#### Given task
Reproduce every entry below precisely; do not include the pictures.

Extracts from a graphics dataset:
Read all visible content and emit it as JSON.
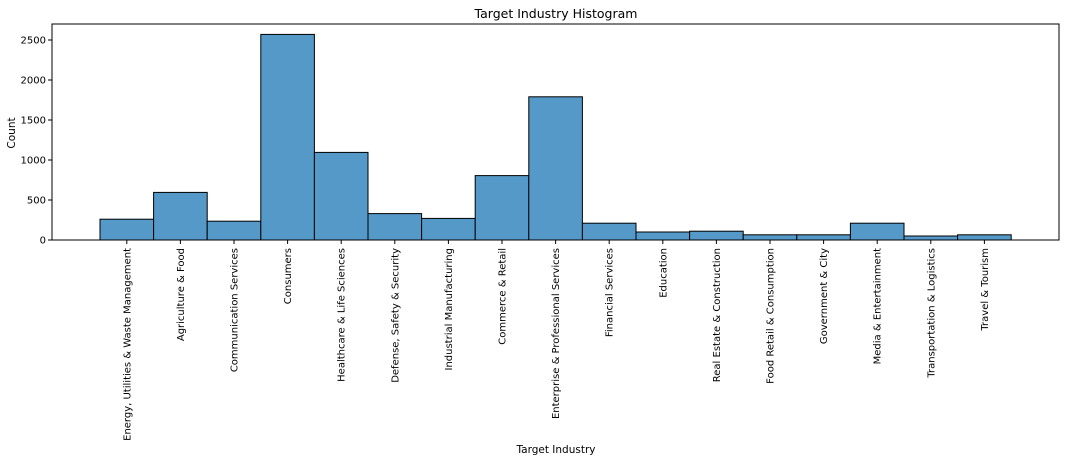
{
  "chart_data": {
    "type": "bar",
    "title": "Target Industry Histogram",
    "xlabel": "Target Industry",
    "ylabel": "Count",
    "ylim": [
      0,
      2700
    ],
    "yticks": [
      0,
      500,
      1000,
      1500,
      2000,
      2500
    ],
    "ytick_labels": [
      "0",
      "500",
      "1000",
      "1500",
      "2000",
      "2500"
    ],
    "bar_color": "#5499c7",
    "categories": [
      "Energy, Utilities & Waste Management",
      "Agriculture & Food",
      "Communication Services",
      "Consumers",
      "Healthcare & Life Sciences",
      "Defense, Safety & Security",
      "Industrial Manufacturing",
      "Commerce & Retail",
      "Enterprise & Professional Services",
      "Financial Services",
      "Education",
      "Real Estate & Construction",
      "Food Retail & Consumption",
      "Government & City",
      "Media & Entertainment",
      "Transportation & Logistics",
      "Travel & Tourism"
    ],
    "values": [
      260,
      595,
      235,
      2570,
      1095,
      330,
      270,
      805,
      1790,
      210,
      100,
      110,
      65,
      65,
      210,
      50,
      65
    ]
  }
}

#### Written solution
Read all visible content and emit it as JSON.
{
  "chart_data": {
    "type": "bar",
    "title": "Target Industry Histogram",
    "xlabel": "Target Industry",
    "ylabel": "Count",
    "ylim": [
      0,
      2700
    ],
    "yticks": [
      0,
      500,
      1000,
      1500,
      2000,
      2500
    ],
    "ytick_labels": [
      "0",
      "500",
      "1000",
      "1500",
      "2000",
      "2500"
    ],
    "bar_color": "#5499c7",
    "categories": [
      "Energy, Utilities & Waste Management",
      "Agriculture & Food",
      "Communication Services",
      "Consumers",
      "Healthcare & Life Sciences",
      "Defense, Safety & Security",
      "Industrial Manufacturing",
      "Commerce & Retail",
      "Enterprise & Professional Services",
      "Financial Services",
      "Education",
      "Real Estate & Construction",
      "Food Retail & Consumption",
      "Government & City",
      "Media & Entertainment",
      "Transportation & Logistics",
      "Travel & Tourism"
    ],
    "values": [
      260,
      595,
      235,
      2570,
      1095,
      330,
      270,
      805,
      1790,
      210,
      100,
      110,
      65,
      65,
      210,
      50,
      65
    ]
  }
}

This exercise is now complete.